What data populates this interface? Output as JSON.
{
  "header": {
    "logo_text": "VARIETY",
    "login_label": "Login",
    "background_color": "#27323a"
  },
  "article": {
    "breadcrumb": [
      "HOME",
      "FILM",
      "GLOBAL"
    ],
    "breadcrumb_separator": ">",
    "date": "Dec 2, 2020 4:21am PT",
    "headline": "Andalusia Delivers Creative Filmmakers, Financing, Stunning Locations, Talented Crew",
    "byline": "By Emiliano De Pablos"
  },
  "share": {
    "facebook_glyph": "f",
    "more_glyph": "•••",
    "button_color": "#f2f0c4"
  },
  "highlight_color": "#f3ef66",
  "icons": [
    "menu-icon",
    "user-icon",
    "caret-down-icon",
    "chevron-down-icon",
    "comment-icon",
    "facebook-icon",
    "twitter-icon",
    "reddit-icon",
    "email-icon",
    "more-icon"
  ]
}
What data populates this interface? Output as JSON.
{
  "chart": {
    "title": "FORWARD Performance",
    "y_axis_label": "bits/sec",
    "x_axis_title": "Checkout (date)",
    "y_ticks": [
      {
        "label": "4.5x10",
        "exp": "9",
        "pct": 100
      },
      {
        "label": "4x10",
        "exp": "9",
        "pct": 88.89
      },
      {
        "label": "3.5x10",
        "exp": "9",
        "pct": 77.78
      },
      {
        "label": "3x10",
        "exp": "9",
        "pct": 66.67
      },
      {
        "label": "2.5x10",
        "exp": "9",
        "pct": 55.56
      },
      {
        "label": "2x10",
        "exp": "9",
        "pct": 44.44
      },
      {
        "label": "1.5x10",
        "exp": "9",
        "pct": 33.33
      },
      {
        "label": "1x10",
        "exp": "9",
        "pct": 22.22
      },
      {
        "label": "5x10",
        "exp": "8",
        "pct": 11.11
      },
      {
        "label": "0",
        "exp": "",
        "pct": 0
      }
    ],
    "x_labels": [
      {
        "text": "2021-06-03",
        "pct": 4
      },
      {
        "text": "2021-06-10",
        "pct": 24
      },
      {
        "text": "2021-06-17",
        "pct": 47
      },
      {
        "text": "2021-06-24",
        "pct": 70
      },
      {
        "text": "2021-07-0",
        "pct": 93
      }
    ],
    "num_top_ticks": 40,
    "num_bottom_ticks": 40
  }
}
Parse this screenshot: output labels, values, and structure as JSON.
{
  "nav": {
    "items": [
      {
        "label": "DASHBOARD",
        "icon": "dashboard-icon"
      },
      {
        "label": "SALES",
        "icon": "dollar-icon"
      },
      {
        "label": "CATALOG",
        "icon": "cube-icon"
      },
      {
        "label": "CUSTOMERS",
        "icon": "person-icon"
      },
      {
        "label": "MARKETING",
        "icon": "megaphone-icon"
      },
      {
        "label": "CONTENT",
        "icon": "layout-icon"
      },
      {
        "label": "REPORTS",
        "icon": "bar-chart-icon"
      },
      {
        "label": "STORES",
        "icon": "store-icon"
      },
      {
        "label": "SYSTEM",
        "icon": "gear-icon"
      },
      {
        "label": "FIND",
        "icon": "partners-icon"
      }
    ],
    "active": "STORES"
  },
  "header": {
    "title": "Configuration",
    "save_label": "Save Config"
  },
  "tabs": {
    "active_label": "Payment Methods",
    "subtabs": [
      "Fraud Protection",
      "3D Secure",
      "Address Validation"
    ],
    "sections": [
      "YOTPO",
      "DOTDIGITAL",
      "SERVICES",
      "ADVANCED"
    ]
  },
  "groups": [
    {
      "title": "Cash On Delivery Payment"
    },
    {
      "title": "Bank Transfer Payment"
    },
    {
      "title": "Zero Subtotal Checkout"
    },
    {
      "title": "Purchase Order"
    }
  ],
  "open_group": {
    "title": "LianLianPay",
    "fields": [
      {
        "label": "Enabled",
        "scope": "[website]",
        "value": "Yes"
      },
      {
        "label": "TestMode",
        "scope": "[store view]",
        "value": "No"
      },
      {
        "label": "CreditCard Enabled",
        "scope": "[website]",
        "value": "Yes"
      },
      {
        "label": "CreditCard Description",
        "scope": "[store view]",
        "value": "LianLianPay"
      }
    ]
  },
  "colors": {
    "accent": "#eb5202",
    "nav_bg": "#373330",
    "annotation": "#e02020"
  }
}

### What you will do
Copy down the material exactly as written.

### Correct response
What data populates this interface? Output as JSON.
{
  "header": {
    "logo_text": "VARIETY",
    "login_label": "Login",
    "background_color": "#27323a"
  },
  "article": {
    "breadcrumb": [
      "HOME",
      "FILM",
      "GLOBAL"
    ],
    "breadcrumb_separator": ">",
    "date": "Dec 2, 2020 4:21am PT",
    "headline": "Andalusia Delivers Creative Filmmakers, Financing, Stunning Locations, Talented Crew",
    "byline": "By Emiliano De Pablos"
  },
  "share": {
    "facebook_glyph": "f",
    "more_glyph": "•••",
    "button_color": "#f2f0c4"
  },
  "highlight_color": "#f3ef66",
  "icons": [
    "menu-icon",
    "user-icon",
    "caret-down-icon",
    "chevron-down-icon",
    "comment-icon",
    "facebook-icon",
    "twitter-icon",
    "reddit-icon",
    "email-icon",
    "more-icon"
  ]
}
What data populates this interface? Output as JSON.
{
  "chart": {
    "title": "FORWARD Performance",
    "y_axis_label": "bits/sec",
    "x_axis_title": "Checkout (date)",
    "y_ticks": [
      {
        "label": "4.5x10",
        "exp": "9",
        "pct": 100
      },
      {
        "label": "4x10",
        "exp": "9",
        "pct": 88.89
      },
      {
        "label": "3.5x10",
        "exp": "9",
        "pct": 77.78
      },
      {
        "label": "3x10",
        "exp": "9",
        "pct": 66.67
      },
      {
        "label": "2.5x10",
        "exp": "9",
        "pct": 55.56
      },
      {
        "label": "2x10",
        "exp": "9",
        "pct": 44.44
      },
      {
        "label": "1.5x10",
        "exp": "9",
        "pct": 33.33
      },
      {
        "label": "1x10",
        "exp": "9",
        "pct": 22.22
      },
      {
        "label": "5x10",
        "exp": "8",
        "pct": 11.11
      },
      {
        "label": "0",
        "exp": "",
        "pct": 0
      }
    ],
    "x_labels": [
      {
        "text": "2021-06-03",
        "pct": 4
      },
      {
        "text": "2021-06-10",
        "pct": 24
      },
      {
        "text": "2021-06-17",
        "pct": 47
      },
      {
        "text": "2021-06-24",
        "pct": 70
      },
      {
        "text": "2021-07-0",
        "pct": 93
      }
    ],
    "num_top_ticks": 40,
    "num_bottom_ticks": 40
  }
}
Parse this screenshot: output labels, values, and structure as JSON.
{
  "nav": {
    "items": [
      {
        "label": "DASHBOARD",
        "icon": "dashboard-icon"
      },
      {
        "label": "SALES",
        "icon": "dollar-icon"
      },
      {
        "label": "CATALOG",
        "icon": "cube-icon"
      },
      {
        "label": "CUSTOMERS",
        "icon": "person-icon"
      },
      {
        "label": "MARKETING",
        "icon": "megaphone-icon"
      },
      {
        "label": "CONTENT",
        "icon": "layout-icon"
      },
      {
        "label": "REPORTS",
        "icon": "bar-chart-icon"
      },
      {
        "label": "STORES",
        "icon": "store-icon"
      },
      {
        "label": "SYSTEM",
        "icon": "gear-icon"
      },
      {
        "label": "FIND",
        "icon": "partners-icon"
      }
    ],
    "active": "STORES"
  },
  "header": {
    "title": "Configuration",
    "save_label": "Save Config"
  },
  "tabs": {
    "active_label": "Payment Methods",
    "subtabs": [
      "Fraud Protection",
      "3D Secure",
      "Address Validation"
    ],
    "sections": [
      "YOTPO",
      "DOTDIGITAL",
      "SERVICES",
      "ADVANCED"
    ]
  },
  "groups": [
    {
      "title": "Cash On Delivery Payment"
    },
    {
      "title": "Bank Transfer Payment"
    },
    {
      "title": "Zero Subtotal Checkout"
    },
    {
      "title": "Purchase Order"
    }
  ],
  "open_group": {
    "title": "LianLianPay",
    "fields": [
      {
        "label": "Enabled",
        "scope": "[website]",
        "value": "Yes"
      },
      {
        "label": "TestMode",
        "scope": "[store view]",
        "value": "No"
      },
      {
        "label": "CreditCard Enabled",
        "scope": "[website]",
        "value": "Yes"
      },
      {
        "label": "CreditCard Description",
        "scope": "[store view]",
        "value": "LianLianPay"
      }
    ]
  },
  "colors": {
    "accent": "#eb5202",
    "nav_bg": "#373330",
    "annotation": "#e02020"
  }
}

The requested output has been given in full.